# Requirements
The records below need retyping in full; give them again exactly.

# Listed entries
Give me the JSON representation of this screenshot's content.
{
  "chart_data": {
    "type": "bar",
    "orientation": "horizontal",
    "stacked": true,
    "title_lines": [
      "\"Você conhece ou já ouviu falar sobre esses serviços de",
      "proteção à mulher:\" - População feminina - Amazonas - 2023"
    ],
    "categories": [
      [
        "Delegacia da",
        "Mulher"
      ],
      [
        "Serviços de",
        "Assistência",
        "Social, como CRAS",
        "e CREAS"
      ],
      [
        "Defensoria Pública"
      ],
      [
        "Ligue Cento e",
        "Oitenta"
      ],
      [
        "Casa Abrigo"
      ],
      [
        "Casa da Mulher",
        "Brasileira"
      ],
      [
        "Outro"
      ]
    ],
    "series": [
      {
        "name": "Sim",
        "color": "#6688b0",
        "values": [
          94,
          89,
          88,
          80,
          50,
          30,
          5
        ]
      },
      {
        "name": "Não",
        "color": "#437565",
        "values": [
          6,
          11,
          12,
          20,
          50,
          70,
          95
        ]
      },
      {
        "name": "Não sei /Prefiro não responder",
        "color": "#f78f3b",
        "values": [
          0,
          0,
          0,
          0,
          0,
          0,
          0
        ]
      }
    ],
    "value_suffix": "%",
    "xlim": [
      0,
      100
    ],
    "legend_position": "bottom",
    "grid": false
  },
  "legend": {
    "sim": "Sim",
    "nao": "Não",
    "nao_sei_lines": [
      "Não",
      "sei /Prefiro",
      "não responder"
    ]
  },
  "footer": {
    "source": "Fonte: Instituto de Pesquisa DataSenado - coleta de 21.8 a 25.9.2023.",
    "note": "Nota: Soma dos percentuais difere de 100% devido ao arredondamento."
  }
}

# Answer to the problem
Give me the JSON representation of this screenshot's content.
{
  "chart_data": {
    "type": "bar",
    "orientation": "horizontal",
    "stacked": true,
    "title_lines": [
      "\"Você conhece ou já ouviu falar sobre esses serviços de",
      "proteção à mulher:\" - População feminina - Amazonas - 2023"
    ],
    "categories": [
      [
        "Delegacia da",
        "Mulher"
      ],
      [
        "Serviços de",
        "Assistência",
        "Social, como CRAS",
        "e CREAS"
      ],
      [
        "Defensoria Pública"
      ],
      [
        "Ligue Cento e",
        "Oitenta"
      ],
      [
        "Casa Abrigo"
      ],
      [
        "Casa da Mulher",
        "Brasileira"
      ],
      [
        "Outro"
      ]
    ],
    "series": [
      {
        "name": "Sim",
        "color": "#6688b0",
        "values": [
          94,
          89,
          88,
          80,
          50,
          30,
          5
        ]
      },
      {
        "name": "Não",
        "color": "#437565",
        "values": [
          6,
          11,
          12,
          20,
          50,
          70,
          95
        ]
      },
      {
        "name": "Não sei /Prefiro não responder",
        "color": "#f78f3b",
        "values": [
          0,
          0,
          0,
          0,
          0,
          0,
          0
        ]
      }
    ],
    "value_suffix": "%",
    "xlim": [
      0,
      100
    ],
    "legend_position": "bottom",
    "grid": false
  },
  "legend": {
    "sim": "Sim",
    "nao": "Não",
    "nao_sei_lines": [
      "Não",
      "sei /Prefiro",
      "não responder"
    ]
  },
  "footer": {
    "source": "Fonte: Instituto de Pesquisa DataSenado - coleta de 21.8 a 25.9.2023.",
    "note": "Nota: Soma dos percentuais difere de 100% devido ao arredondamento."
  }
}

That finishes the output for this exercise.